>> Start Record set
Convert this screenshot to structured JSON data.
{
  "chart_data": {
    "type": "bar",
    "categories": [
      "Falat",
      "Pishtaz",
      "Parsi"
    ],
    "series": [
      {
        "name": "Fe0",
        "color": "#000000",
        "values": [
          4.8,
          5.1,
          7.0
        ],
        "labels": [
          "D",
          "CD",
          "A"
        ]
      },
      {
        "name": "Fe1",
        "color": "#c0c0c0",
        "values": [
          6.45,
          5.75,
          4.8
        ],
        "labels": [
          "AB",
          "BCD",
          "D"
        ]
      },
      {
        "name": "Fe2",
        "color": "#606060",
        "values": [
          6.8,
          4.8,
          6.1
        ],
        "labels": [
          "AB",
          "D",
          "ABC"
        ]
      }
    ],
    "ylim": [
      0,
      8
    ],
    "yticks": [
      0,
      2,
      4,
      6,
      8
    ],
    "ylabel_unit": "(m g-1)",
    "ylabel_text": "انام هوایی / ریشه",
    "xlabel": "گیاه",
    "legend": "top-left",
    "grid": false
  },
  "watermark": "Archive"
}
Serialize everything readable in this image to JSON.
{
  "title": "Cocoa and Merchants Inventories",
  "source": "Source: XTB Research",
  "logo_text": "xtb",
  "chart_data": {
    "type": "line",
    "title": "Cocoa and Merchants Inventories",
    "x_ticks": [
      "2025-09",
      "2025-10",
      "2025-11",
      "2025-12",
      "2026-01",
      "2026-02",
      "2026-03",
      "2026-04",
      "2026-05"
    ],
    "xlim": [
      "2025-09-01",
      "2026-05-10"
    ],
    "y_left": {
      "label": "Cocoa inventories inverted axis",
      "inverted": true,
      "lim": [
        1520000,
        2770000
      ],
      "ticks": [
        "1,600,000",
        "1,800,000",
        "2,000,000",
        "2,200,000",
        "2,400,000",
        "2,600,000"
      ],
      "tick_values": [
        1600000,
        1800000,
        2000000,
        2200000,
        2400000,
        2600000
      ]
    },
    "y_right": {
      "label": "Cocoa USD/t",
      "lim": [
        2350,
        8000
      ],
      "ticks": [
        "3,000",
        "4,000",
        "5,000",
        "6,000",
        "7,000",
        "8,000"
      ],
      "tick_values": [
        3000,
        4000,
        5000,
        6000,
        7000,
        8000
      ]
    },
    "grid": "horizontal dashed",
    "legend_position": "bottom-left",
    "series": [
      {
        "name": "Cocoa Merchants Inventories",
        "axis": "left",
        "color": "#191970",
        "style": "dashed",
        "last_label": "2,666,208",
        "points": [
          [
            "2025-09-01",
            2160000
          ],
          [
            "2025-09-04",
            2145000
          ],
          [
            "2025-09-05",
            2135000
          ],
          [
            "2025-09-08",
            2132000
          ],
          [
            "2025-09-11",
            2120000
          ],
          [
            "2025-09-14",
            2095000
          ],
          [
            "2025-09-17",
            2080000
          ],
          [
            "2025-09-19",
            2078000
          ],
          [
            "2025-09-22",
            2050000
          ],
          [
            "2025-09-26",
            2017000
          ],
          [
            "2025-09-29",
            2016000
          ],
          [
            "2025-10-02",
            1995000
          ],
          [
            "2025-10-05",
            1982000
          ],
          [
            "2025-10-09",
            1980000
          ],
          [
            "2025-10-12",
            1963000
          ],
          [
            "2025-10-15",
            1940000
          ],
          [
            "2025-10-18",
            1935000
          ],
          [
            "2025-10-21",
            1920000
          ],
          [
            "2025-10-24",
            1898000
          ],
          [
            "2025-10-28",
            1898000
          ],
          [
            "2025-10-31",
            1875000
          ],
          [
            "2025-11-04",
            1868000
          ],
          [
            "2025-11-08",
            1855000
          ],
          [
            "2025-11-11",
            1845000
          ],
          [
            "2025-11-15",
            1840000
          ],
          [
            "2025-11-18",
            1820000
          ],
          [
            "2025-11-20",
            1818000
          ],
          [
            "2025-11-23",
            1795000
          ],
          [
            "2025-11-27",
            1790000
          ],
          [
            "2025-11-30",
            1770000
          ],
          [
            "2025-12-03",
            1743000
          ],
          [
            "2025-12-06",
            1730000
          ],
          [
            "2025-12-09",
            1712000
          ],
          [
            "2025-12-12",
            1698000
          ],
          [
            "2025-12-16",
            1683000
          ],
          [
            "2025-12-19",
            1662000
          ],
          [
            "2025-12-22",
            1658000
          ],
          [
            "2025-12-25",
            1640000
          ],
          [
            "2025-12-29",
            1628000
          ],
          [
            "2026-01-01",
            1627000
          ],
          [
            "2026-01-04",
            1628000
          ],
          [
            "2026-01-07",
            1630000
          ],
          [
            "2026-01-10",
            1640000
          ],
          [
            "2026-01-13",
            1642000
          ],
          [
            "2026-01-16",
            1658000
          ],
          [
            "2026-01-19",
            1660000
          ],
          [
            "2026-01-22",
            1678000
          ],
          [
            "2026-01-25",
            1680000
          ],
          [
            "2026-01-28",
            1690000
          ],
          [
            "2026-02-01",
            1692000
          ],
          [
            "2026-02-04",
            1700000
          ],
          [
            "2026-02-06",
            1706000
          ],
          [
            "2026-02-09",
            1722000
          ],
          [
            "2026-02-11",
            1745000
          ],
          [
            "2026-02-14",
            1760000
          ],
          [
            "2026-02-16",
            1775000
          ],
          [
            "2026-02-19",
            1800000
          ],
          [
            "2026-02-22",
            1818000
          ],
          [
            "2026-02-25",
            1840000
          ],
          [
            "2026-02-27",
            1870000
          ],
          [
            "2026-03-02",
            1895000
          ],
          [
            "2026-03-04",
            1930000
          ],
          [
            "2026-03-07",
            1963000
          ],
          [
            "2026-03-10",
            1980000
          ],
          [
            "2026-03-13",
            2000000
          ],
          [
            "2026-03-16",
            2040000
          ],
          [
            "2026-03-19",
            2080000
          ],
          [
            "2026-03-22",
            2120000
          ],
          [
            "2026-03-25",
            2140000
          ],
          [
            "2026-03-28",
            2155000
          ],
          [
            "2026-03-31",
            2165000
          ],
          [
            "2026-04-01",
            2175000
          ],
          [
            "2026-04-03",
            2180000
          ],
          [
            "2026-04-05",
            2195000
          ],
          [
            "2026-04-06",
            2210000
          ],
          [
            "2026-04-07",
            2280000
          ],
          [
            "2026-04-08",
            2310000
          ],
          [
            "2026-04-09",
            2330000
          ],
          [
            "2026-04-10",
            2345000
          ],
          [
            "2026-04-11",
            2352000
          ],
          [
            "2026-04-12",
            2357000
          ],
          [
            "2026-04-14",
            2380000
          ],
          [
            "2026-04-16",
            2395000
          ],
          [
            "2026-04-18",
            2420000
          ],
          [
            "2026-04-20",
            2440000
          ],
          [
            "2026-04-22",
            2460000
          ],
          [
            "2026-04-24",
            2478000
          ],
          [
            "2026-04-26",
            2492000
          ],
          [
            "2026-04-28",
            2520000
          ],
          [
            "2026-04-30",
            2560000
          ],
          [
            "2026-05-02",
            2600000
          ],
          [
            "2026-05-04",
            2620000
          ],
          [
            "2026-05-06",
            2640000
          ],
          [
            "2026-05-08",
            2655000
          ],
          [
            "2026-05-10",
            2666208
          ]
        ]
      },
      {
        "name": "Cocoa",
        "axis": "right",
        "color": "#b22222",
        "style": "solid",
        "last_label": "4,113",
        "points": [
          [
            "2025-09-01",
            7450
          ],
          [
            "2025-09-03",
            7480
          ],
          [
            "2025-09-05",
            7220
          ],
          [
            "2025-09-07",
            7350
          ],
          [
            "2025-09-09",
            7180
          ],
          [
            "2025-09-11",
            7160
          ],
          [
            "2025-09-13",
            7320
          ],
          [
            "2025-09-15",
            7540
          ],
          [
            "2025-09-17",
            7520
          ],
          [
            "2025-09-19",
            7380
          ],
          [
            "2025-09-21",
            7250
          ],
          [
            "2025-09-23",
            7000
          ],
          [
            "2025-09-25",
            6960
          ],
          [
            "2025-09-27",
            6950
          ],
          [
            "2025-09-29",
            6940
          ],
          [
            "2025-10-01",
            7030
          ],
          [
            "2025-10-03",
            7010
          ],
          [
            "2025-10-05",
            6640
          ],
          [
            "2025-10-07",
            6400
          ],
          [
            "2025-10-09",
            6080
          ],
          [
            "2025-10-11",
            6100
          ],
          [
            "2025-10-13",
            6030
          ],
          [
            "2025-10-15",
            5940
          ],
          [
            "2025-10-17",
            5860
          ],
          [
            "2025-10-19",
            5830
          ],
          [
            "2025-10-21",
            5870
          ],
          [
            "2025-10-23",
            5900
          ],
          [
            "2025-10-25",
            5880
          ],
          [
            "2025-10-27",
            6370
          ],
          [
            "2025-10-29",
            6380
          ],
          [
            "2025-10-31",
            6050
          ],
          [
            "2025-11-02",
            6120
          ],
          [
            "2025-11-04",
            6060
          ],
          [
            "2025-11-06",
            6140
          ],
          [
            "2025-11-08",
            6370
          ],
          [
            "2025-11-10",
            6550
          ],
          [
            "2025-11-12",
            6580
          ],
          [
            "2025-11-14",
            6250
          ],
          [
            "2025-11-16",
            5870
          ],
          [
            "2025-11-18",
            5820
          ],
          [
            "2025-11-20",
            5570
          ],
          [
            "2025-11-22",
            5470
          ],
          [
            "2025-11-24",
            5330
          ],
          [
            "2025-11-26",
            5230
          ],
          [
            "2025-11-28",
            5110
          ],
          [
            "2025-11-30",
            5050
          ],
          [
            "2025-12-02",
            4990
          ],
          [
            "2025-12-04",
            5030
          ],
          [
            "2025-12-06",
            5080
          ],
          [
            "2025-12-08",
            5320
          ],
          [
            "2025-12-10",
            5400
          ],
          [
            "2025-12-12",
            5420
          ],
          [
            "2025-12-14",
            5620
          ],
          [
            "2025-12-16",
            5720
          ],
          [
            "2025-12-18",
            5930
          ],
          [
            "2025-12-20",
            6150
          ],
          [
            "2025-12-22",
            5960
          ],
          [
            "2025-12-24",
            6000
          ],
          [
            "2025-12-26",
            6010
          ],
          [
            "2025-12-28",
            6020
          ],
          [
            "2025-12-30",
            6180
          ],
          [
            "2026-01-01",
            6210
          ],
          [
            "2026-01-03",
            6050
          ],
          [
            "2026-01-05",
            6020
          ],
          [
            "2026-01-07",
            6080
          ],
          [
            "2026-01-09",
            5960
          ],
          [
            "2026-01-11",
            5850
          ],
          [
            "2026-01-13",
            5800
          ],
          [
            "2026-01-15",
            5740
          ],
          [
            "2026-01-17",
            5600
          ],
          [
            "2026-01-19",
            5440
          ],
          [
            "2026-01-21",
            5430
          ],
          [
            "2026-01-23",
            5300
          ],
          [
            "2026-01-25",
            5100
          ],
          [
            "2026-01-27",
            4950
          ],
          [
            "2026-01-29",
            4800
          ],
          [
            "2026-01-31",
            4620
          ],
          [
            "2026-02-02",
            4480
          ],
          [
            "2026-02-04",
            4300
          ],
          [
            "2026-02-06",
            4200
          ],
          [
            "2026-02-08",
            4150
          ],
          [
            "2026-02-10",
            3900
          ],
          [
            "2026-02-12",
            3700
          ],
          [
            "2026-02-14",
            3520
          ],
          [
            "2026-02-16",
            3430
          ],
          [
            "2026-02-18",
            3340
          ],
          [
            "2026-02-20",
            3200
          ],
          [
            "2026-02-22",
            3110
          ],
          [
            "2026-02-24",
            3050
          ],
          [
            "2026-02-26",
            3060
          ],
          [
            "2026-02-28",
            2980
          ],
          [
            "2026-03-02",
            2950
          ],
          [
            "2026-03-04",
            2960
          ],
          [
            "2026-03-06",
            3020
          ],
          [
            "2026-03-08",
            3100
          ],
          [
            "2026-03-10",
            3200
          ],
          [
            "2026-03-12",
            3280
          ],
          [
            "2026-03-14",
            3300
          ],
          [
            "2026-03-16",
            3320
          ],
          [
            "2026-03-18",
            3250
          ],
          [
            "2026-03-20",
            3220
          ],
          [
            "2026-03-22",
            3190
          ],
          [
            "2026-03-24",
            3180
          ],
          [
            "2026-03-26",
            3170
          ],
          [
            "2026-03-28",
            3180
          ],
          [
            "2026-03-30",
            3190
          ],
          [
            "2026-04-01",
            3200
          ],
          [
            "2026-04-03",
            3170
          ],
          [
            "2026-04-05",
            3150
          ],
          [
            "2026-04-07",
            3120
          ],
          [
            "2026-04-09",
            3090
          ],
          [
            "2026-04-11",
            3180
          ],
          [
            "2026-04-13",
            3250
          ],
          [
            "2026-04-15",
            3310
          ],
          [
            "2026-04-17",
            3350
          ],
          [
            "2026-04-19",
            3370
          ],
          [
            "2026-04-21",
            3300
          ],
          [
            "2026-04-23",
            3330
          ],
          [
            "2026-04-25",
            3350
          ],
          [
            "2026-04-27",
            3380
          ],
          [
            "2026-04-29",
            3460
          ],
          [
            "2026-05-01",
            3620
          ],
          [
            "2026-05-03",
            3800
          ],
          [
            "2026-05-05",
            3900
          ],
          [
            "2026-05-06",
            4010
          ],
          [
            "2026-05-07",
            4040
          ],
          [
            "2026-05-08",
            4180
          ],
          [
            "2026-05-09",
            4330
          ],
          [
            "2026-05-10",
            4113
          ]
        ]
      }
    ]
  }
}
>> End Record set
### Aim
In how many lines of the data does the string "Cocoa" appear? Give only the number.

### Task result
6